- **Prompt**:
Search the listing below for the string "طريقة" and show each line that contains it.

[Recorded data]
[START]
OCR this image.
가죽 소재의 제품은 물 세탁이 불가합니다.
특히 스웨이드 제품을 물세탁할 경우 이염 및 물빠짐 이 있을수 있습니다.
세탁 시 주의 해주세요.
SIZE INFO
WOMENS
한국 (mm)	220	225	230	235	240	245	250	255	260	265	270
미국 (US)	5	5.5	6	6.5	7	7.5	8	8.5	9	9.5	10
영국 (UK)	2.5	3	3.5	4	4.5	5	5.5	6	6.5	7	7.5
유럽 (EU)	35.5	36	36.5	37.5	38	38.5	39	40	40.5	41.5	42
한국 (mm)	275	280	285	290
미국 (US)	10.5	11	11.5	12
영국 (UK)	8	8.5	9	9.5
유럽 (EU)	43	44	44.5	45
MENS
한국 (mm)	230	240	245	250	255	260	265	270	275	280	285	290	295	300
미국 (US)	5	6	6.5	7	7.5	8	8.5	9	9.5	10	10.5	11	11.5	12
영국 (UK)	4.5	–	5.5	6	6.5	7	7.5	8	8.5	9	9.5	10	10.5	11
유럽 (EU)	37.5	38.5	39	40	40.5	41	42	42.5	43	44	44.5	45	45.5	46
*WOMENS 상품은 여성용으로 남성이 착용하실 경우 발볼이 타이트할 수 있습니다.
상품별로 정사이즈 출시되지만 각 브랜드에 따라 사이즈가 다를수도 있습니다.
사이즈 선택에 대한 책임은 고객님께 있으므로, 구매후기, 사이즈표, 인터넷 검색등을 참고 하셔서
[END]
[START]
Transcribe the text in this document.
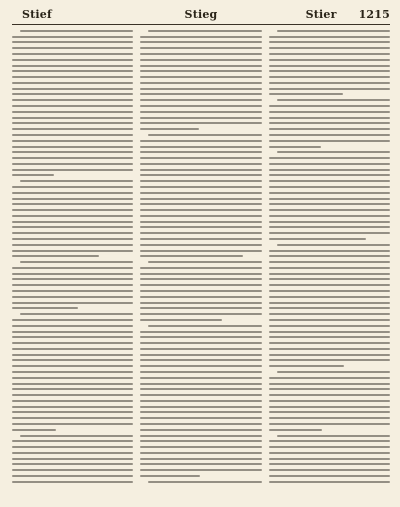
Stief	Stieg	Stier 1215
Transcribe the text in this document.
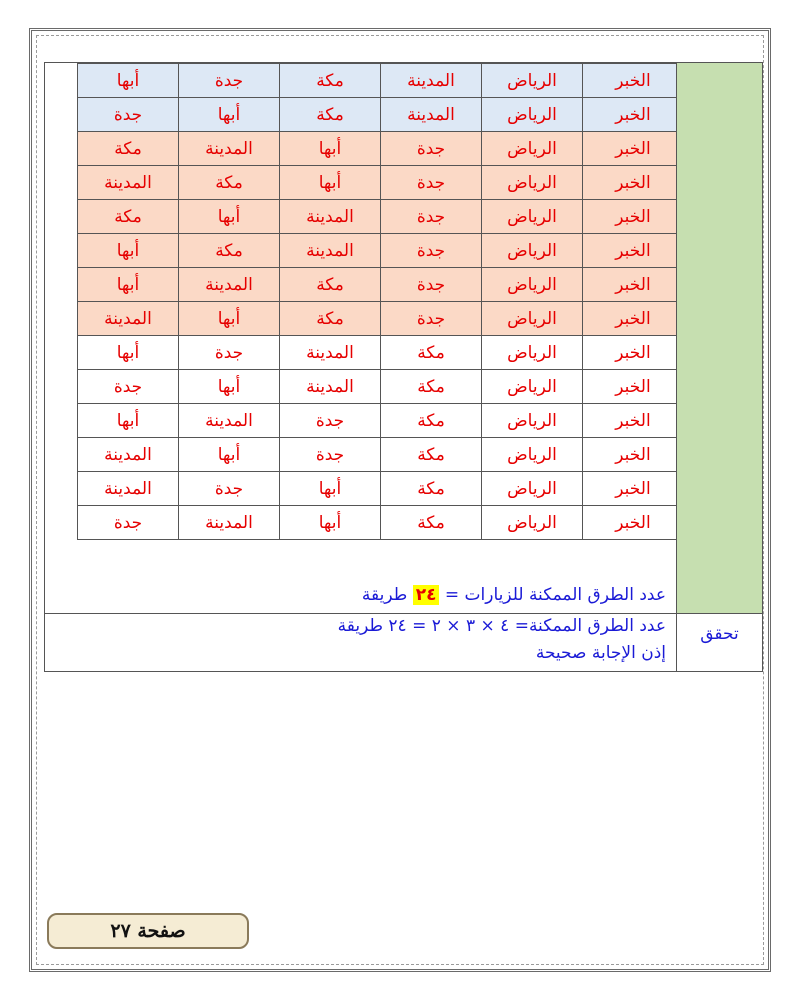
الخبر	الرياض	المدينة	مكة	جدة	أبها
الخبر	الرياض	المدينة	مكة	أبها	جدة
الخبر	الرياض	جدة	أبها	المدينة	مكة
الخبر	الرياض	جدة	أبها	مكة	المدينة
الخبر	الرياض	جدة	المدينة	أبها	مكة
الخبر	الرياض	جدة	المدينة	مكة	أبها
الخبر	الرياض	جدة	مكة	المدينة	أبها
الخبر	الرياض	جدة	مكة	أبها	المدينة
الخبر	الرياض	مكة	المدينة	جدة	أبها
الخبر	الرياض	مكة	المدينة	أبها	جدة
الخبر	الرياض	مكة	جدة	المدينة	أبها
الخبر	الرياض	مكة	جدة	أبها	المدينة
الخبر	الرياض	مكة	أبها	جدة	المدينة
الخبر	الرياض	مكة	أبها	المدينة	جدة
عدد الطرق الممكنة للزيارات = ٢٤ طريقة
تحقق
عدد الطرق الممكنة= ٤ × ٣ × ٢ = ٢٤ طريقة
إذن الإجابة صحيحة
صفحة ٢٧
[END]
- **Response to the task**:
عدد الطرق الممكنة للزيارات = ٢٤ طريقة
عدد الطرق الممكنة= ٤ × ٣ × ٢ = ٢٤ طريقة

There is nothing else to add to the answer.